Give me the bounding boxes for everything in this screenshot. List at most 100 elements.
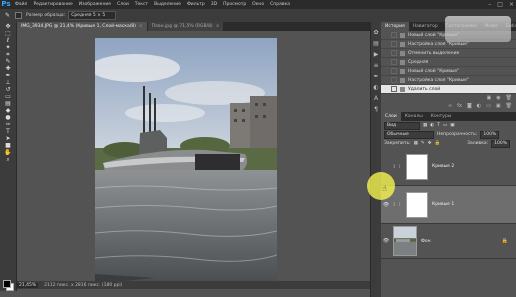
menu-window[interactable]: Окно — [249, 2, 267, 7]
menu-view[interactable]: Просмотр — [220, 2, 249, 7]
zoom-tool-icon[interactable]: ⌕ — [4, 157, 13, 163]
layer-name[interactable]: Кривые 1 — [432, 202, 454, 207]
history-source-box[interactable] — [391, 68, 397, 74]
document-tab-label: IMG_3934.JPG @ 21,4% (Кривые 1, Слой-мас… — [21, 24, 136, 29]
lock-all-icon[interactable]: 🔒 — [434, 141, 440, 146]
zoom-level-field[interactable]: 21,45% — [17, 282, 39, 288]
history-item-label: Средняя — [408, 59, 429, 65]
history-source-box[interactable] — [391, 41, 397, 47]
tool-preset-picker[interactable] — [15, 12, 22, 19]
history-item[interactable]: Отменить выделение — [381, 49, 516, 58]
link-icon[interactable]: ⁞ — [399, 164, 403, 170]
fill-label: Заливка: — [467, 141, 489, 146]
blend-mode-select[interactable]: Обычные — [384, 130, 434, 139]
fx-icon[interactable]: fx — [457, 103, 462, 109]
history-source-box[interactable] — [391, 32, 397, 38]
tab-history[interactable]: История — [381, 22, 409, 31]
history-item[interactable]: Настройка слоя "Кривые" — [381, 76, 516, 85]
close-tab-icon[interactable]: × — [216, 24, 220, 29]
properties-panel-icon[interactable]: ≡ — [373, 63, 379, 69]
layer-name[interactable]: Кривые 2 — [432, 164, 454, 169]
adjustment-layer-icon[interactable]: ◐ — [477, 103, 481, 109]
document-image[interactable] — [95, 38, 277, 281]
history-state-icon — [400, 32, 405, 38]
history-source-box[interactable] — [391, 59, 397, 65]
smart-filter-icon[interactable]: ▣ — [450, 123, 454, 128]
eyedropper-tool-icon[interactable]: ✎ — [3, 12, 12, 19]
brush-panel-icon[interactable]: ✒ — [373, 74, 379, 80]
menu-file[interactable]: Файл — [12, 2, 30, 7]
layer-row[interactable]: 👁 ⌇ ⁞ Кривые 1 — [381, 186, 516, 224]
close-tab-icon[interactable]: × — [139, 24, 143, 29]
layer-mask-thumbnail[interactable] — [406, 153, 428, 180]
visibility-eye-icon[interactable]: 👁 — [381, 238, 391, 244]
new-layer-icon[interactable]: ▣ — [496, 103, 501, 109]
history-source-box[interactable] — [391, 86, 397, 92]
actions-panel-icon[interactable]: ▶ — [373, 52, 379, 58]
history-source-box[interactable] — [391, 77, 397, 83]
adjustments-panel-icon[interactable]: ◐ — [373, 85, 379, 91]
status-bar: 21,45% 2112 пикс. x 2816 пикс. (180 ppi) — [17, 281, 370, 289]
trash-icon[interactable]: 🗑 — [506, 103, 512, 109]
image-filter-icon[interactable]: ▦ — [423, 123, 427, 128]
menu-select[interactable]: Выделение — [151, 2, 184, 7]
history-panel-icon[interactable]: ▤ — [373, 41, 379, 47]
layers-panel-tabs: Слои Каналы Контуры — [381, 112, 516, 121]
layer-thumbnail[interactable] — [393, 226, 417, 256]
visibility-eye-icon[interactable]: 👁 — [381, 202, 391, 208]
channel-watermark-badge — [445, 16, 511, 42]
menu-edit[interactable]: Редактирование — [30, 2, 75, 7]
menu-help[interactable]: Справка — [267, 2, 293, 7]
history-state-icon — [400, 41, 405, 47]
paragraph-panel-icon[interactable]: ¶ — [373, 107, 379, 113]
link-icon[interactable]: ⁞ — [399, 202, 403, 208]
minimize-icon[interactable]: – — [488, 0, 491, 9]
history-item[interactable]: Удалить слой — [381, 85, 516, 94]
layer-mask-thumbnail[interactable] — [406, 191, 428, 218]
lock-position-icon[interactable]: ✥ — [428, 141, 432, 146]
foreground-color-swatch[interactable] — [3, 280, 11, 288]
lock-paint-icon[interactable]: ✎ — [421, 141, 425, 146]
type-filter-icon[interactable]: T — [437, 123, 440, 128]
link-icon[interactable]: ∞ — [448, 103, 452, 109]
fill-field[interactable]: 100% — [491, 139, 511, 148]
group-icon[interactable]: ▭ — [486, 103, 491, 109]
layer-row[interactable]: 👁 Фон 🔒 — [381, 224, 516, 259]
lock-icon: 🔒 — [501, 238, 508, 244]
layer-row[interactable]: ⌇ ⁞ Кривые 2 — [381, 148, 516, 186]
layer-name[interactable]: Фон — [421, 239, 431, 244]
tab-channels[interactable]: Каналы — [401, 112, 427, 121]
menu-filter[interactable]: Фильтр — [184, 2, 208, 7]
document-tab[interactable]: IMG_3934.JPG @ 21,4% (Кривые 1, Слой-мас… — [17, 22, 147, 31]
lock-pixels-icon[interactable]: ▦ — [414, 141, 418, 146]
close-icon[interactable]: × — [509, 0, 514, 9]
layer-kind-select[interactable]: Вид — [384, 121, 420, 130]
mask-icon[interactable]: ◙ — [467, 103, 472, 109]
adjustment-filter-icon[interactable]: ◐ — [430, 123, 434, 128]
opacity-field[interactable]: 100% — [480, 130, 500, 139]
history-item-label: Настройка слоя "Кривые" — [408, 77, 470, 83]
type-panel-icon[interactable]: A — [373, 96, 379, 102]
history-state-icon — [400, 86, 405, 92]
trash-icon[interactable]: 🗑 — [506, 95, 512, 101]
menu-text[interactable]: Текст — [132, 2, 151, 7]
color-panel-icon[interactable]: ✿ — [373, 30, 379, 36]
new-document-icon[interactable]: ▣ — [487, 95, 492, 101]
tab-layers[interactable]: Слои — [381, 112, 401, 121]
history-item[interactable]: Новый слой "Кривые" — [381, 67, 516, 76]
curves-adjustment-icon: ⌇ — [393, 163, 396, 170]
history-source-box[interactable] — [391, 50, 397, 56]
tab-navigator[interactable]: Навигатор — [409, 22, 442, 31]
shape-filter-icon[interactable]: ▭ — [443, 123, 447, 128]
tab-paths[interactable]: Контуры — [427, 112, 456, 121]
history-item[interactable]: Средняя — [381, 58, 516, 67]
menu-3d[interactable]: 3D — [208, 2, 220, 7]
menu-layers[interactable]: Слои — [114, 2, 132, 7]
document-info: 2112 пикс. x 2816 пикс. (180 ppi) — [44, 282, 123, 288]
snapshot-icon[interactable]: ◉ — [496, 95, 500, 101]
document-tab[interactable]: План.jpg @ 71,5% (RGB/8) × — [147, 22, 224, 31]
canvas-area[interactable] — [17, 31, 370, 281]
maximize-icon[interactable]: □ — [497, 0, 503, 9]
menu-image[interactable]: Изображение — [76, 2, 114, 7]
sample-size-select[interactable]: Средняя 5 × 5 — [68, 11, 117, 20]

→ WHAT YOU SHOULD DO: Please rename "history-source-box" to "history-snapshot-box" throughout the material above and give it again with nothing else changed. Leave the pictures out of your answer.

→ CORRECT RESPONSE:
Give me the bounding boxes for everything in this screenshot. List at most 100 elements.
menu-window[interactable]: Окно — [249, 2, 267, 7]
menu-view[interactable]: Просмотр — [220, 2, 249, 7]
zoom-tool-icon[interactable]: ⌕ — [4, 157, 13, 163]
layer-name[interactable]: Кривые 1 — [432, 202, 454, 207]
history-snapshot-box[interactable] — [391, 68, 397, 74]
document-tab-label: IMG_3934.JPG @ 21,4% (Кривые 1, Слой-мас… — [21, 24, 136, 29]
lock-all-icon[interactable]: 🔒 — [434, 141, 440, 146]
zoom-level-field[interactable]: 21,45% — [17, 282, 39, 288]
history-item-label: Средняя — [408, 59, 429, 65]
history-snapshot-box[interactable] — [391, 41, 397, 47]
tool-preset-picker[interactable] — [15, 12, 22, 19]
history-item[interactable]: Отменить выделение — [381, 49, 516, 58]
link-icon[interactable]: ⁞ — [399, 164, 403, 170]
fill-label: Заливка: — [467, 141, 489, 146]
blend-mode-select[interactable]: Обычные — [384, 130, 434, 139]
fx-icon[interactable]: fx — [457, 103, 462, 109]
history-snapshot-box[interactable] — [391, 32, 397, 38]
tab-history[interactable]: История — [381, 22, 409, 31]
history-item[interactable]: Настройка слоя "Кривые" — [381, 76, 516, 85]
close-tab-icon[interactable]: × — [216, 24, 220, 29]
properties-panel-icon[interactable]: ≡ — [373, 63, 379, 69]
layer-name[interactable]: Кривые 2 — [432, 164, 454, 169]
adjustment-layer-icon[interactable]: ◐ — [477, 103, 481, 109]
document-image[interactable] — [95, 38, 277, 281]
history-state-icon — [400, 32, 405, 38]
history-snapshot-box[interactable] — [391, 59, 397, 65]
smart-filter-icon[interactable]: ▣ — [450, 123, 454, 128]
eyedropper-tool-icon[interactable]: ✎ — [3, 12, 12, 19]
brush-panel-icon[interactable]: ✒ — [373, 74, 379, 80]
menu-file[interactable]: Файл — [12, 2, 30, 7]
layer-row[interactable]: 👁 ⌇ ⁞ Кривые 1 — [381, 186, 516, 224]
close-tab-icon[interactable]: × — [139, 24, 143, 29]
layer-mask-thumbnail[interactable] — [406, 153, 428, 180]
visibility-eye-icon[interactable]: 👁 — [381, 238, 391, 244]
new-layer-icon[interactable]: ▣ — [496, 103, 501, 109]
history-snapshot-box[interactable] — [391, 86, 397, 92]
actions-panel-icon[interactable]: ▶ — [373, 52, 379, 58]
history-snapshot-box[interactable] — [391, 77, 397, 83]
adjustments-panel-icon[interactable]: ◐ — [373, 85, 379, 91]
status-bar: 21,45% 2112 пикс. x 2816 пикс. (180 ppi) — [17, 281, 370, 289]
trash-icon[interactable]: 🗑 — [506, 103, 512, 109]
image-filter-icon[interactable]: ▦ — [423, 123, 427, 128]
menu-select[interactable]: Выделение — [151, 2, 184, 7]
history-panel-icon[interactable]: ▤ — [373, 41, 379, 47]
layers-panel-tabs: Слои Каналы Контуры — [381, 112, 516, 121]
layer-thumbnail[interactable] — [393, 226, 417, 256]
visibility-eye-icon[interactable]: 👁 — [381, 202, 391, 208]
channel-watermark-badge — [445, 16, 511, 42]
menu-edit[interactable]: Редактирование — [30, 2, 75, 7]
menu-help[interactable]: Справка — [267, 2, 293, 7]
history-state-icon — [400, 41, 405, 47]
paragraph-panel-icon[interactable]: ¶ — [373, 107, 379, 113]
link-icon[interactable]: ⁞ — [399, 202, 403, 208]
minimize-icon[interactable]: – — [488, 0, 491, 9]
history-item[interactable]: Удалить слой — [381, 85, 516, 94]
layer-mask-thumbnail[interactable] — [406, 191, 428, 218]
lock-position-icon[interactable]: ✥ — [428, 141, 432, 146]
foreground-color-swatch[interactable] — [3, 280, 11, 288]
lock-paint-icon[interactable]: ✎ — [421, 141, 425, 146]
type-filter-icon[interactable]: T — [437, 123, 440, 128]
link-icon[interactable]: ∞ — [448, 103, 452, 109]
fill-field[interactable]: 100% — [491, 139, 511, 148]
group-icon[interactable]: ▭ — [486, 103, 491, 109]
layer-row[interactable]: 👁 Фон 🔒 — [381, 224, 516, 259]
lock-icon: 🔒 — [501, 238, 508, 244]
layer-row[interactable]: ⌇ ⁞ Кривые 2 — [381, 148, 516, 186]
layer-name[interactable]: Фон — [421, 239, 431, 244]
tab-channels[interactable]: Каналы — [401, 112, 427, 121]
menu-filter[interactable]: Фильтр — [184, 2, 208, 7]
document-tab[interactable]: IMG_3934.JPG @ 21,4% (Кривые 1, Слой-мас… — [17, 22, 147, 31]
lock-pixels-icon[interactable]: ▦ — [414, 141, 418, 146]
close-icon[interactable]: × — [509, 0, 514, 9]
layer-kind-select[interactable]: Вид — [384, 121, 420, 130]
mask-icon[interactable]: ◙ — [467, 103, 472, 109]
adjustment-filter-icon[interactable]: ◐ — [430, 123, 434, 128]
opacity-field[interactable]: 100% — [480, 130, 500, 139]
history-item-label: Настройка слоя "Кривые" — [408, 77, 470, 83]
type-panel-icon[interactable]: A — [373, 96, 379, 102]
history-state-icon — [400, 86, 405, 92]
trash-icon[interactable]: 🗑 — [506, 95, 512, 101]
menu-text[interactable]: Текст — [132, 2, 151, 7]
color-panel-icon[interactable]: ✿ — [373, 30, 379, 36]
new-document-icon[interactable]: ▣ — [487, 95, 492, 101]
tab-layers[interactable]: Слои — [381, 112, 401, 121]
history-item[interactable]: Новый слой "Кривые" — [381, 67, 516, 76]
curves-adjustment-icon: ⌇ — [393, 163, 396, 170]
history-snapshot-box[interactable] — [391, 50, 397, 56]
tab-navigator[interactable]: Навигатор — [409, 22, 442, 31]
shape-filter-icon[interactable]: ▭ — [443, 123, 447, 128]
tab-paths[interactable]: Контуры — [427, 112, 456, 121]
history-item[interactable]: Средняя — [381, 58, 516, 67]
menu-3d[interactable]: 3D — [208, 2, 220, 7]
menu-layers[interactable]: Слои — [114, 2, 132, 7]
document-info: 2112 пикс. x 2816 пикс. (180 ppi) — [44, 282, 123, 288]
snapshot-icon[interactable]: ◉ — [496, 95, 500, 101]
document-tab[interactable]: План.jpg @ 71,5% (RGB/8) × — [147, 22, 224, 31]
canvas-area[interactable] — [17, 31, 370, 281]
maximize-icon[interactable]: □ — [497, 0, 503, 9]
menu-image[interactable]: Изображение — [76, 2, 114, 7]
sample-size-select[interactable]: Средняя 5 × 5 — [68, 11, 117, 20]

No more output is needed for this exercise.